Stated task: From the entries below, copy every line where the string "online" appears.

Data provided:
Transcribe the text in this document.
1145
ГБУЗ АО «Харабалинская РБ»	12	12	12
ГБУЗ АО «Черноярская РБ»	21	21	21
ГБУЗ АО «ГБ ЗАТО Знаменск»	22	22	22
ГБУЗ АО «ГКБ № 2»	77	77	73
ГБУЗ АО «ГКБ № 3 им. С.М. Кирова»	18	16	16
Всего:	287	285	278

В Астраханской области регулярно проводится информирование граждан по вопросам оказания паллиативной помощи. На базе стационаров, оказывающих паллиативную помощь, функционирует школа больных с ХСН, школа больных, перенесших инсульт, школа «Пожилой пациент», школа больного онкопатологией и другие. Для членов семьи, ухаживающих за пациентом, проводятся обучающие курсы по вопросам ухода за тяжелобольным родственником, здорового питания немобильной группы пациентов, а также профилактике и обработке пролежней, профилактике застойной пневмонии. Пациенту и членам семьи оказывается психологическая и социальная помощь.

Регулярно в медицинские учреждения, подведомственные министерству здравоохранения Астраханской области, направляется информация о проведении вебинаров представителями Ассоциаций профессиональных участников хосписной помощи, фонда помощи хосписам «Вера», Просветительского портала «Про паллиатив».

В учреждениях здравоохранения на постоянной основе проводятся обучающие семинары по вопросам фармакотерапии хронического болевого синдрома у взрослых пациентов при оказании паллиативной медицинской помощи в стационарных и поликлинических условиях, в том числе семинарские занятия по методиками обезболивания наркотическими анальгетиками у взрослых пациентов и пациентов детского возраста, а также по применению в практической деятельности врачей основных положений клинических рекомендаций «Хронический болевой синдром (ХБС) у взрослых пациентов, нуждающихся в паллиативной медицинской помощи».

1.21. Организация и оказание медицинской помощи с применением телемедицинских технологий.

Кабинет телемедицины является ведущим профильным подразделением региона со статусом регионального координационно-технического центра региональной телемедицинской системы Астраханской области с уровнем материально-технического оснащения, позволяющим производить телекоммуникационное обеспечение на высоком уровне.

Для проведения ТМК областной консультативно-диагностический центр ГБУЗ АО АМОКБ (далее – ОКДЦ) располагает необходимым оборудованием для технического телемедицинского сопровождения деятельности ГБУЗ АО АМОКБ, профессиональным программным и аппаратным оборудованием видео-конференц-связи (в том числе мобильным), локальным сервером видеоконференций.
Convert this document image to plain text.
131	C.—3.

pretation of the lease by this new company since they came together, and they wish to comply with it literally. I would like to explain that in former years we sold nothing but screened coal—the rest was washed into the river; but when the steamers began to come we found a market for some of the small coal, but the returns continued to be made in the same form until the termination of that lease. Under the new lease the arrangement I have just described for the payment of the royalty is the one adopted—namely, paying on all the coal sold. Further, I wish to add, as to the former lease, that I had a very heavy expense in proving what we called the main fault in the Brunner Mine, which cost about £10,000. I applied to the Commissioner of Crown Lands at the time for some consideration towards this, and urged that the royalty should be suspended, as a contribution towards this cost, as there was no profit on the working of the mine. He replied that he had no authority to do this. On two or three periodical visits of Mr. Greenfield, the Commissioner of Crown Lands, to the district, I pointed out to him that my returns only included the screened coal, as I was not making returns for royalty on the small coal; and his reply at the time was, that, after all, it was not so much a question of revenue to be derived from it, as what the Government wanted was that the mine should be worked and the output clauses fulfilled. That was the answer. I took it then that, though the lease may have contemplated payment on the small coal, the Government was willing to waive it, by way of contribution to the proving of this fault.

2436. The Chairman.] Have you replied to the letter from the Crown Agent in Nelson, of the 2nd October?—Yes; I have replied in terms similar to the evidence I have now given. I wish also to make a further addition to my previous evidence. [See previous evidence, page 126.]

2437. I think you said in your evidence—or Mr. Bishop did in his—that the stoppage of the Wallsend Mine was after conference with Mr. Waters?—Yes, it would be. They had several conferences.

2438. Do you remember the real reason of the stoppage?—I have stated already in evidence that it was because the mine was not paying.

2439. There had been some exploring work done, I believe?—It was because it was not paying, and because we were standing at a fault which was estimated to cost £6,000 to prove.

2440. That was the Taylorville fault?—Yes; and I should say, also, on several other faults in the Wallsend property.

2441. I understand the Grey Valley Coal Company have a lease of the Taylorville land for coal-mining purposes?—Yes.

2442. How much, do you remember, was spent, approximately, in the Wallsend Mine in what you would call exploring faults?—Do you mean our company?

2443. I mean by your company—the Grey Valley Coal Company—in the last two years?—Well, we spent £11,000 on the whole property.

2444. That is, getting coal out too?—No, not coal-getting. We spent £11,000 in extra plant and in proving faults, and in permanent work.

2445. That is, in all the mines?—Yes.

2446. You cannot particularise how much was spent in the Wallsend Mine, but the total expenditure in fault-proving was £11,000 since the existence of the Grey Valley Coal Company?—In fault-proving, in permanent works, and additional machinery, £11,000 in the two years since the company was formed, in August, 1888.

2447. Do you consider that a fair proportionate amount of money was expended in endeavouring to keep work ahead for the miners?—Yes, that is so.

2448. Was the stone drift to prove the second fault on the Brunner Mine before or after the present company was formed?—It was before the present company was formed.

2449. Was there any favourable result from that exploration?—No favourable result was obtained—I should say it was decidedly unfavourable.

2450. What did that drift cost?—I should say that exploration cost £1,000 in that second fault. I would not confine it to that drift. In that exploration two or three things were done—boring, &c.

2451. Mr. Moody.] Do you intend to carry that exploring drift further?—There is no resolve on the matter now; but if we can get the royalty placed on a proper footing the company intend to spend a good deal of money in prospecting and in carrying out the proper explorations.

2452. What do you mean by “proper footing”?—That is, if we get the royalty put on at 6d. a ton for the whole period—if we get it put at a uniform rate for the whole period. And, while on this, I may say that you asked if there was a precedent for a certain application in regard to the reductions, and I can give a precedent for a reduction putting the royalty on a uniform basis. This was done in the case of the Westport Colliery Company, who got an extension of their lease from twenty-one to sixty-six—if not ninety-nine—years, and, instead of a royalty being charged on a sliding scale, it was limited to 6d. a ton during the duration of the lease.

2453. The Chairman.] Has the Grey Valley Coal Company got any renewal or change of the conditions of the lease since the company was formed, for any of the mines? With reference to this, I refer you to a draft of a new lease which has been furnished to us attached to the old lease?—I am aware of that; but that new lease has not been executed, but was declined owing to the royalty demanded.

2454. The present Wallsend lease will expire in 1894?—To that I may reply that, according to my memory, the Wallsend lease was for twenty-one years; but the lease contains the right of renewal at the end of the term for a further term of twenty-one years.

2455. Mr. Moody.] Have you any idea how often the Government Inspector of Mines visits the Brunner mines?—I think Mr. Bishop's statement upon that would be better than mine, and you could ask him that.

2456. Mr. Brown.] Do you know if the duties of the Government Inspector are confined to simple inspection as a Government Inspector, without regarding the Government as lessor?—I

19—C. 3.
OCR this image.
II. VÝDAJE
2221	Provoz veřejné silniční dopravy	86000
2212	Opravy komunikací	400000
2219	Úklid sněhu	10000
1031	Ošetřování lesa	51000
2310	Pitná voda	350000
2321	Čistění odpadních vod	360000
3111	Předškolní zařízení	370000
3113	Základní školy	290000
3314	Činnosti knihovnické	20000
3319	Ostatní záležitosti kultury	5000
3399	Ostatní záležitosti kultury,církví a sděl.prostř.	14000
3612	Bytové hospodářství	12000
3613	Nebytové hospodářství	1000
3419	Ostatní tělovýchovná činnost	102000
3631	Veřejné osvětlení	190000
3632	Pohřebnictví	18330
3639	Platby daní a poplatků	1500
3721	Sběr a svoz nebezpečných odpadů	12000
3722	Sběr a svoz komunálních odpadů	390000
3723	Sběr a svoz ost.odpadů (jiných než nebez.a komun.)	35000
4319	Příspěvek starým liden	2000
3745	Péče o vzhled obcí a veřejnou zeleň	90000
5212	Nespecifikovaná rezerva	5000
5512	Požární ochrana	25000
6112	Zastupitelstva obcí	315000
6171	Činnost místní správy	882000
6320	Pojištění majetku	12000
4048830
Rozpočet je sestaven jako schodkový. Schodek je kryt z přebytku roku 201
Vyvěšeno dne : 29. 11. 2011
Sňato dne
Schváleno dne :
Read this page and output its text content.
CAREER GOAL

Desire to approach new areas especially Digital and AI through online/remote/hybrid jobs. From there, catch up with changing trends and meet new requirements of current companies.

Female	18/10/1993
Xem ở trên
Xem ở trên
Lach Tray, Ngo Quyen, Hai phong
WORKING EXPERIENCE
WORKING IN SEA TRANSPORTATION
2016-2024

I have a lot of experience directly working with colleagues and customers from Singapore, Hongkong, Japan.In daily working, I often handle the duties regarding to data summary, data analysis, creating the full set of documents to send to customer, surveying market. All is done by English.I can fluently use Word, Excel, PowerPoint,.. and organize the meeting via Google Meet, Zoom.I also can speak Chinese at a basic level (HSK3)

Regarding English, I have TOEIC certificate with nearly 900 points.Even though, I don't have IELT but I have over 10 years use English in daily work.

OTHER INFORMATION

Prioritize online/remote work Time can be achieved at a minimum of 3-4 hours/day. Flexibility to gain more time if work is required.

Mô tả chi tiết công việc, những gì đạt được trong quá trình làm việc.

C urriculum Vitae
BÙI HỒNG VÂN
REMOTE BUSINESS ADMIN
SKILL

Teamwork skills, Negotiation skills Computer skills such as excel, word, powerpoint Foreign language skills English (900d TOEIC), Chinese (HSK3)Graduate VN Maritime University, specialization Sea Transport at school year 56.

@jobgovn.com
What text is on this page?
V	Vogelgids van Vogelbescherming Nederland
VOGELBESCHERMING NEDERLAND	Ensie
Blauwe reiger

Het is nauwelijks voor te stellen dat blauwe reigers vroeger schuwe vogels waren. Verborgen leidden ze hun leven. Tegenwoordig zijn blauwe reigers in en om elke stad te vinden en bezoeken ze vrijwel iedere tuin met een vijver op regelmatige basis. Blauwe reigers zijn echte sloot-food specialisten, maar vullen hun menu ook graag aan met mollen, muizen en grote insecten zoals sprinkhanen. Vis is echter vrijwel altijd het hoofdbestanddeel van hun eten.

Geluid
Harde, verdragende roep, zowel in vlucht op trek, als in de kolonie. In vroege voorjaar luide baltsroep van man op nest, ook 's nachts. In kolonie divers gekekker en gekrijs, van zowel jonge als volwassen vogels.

Answer below:
Desire to approach new areas especially Digital and AI through online/remote/hybrid jobs. From there, catch up with changing trends and meet new requirements of current companies.
Prioritize online/remote work Time can be achieved at a minimum of 3-4 hours/day. Flexibility to gain more time if work is required.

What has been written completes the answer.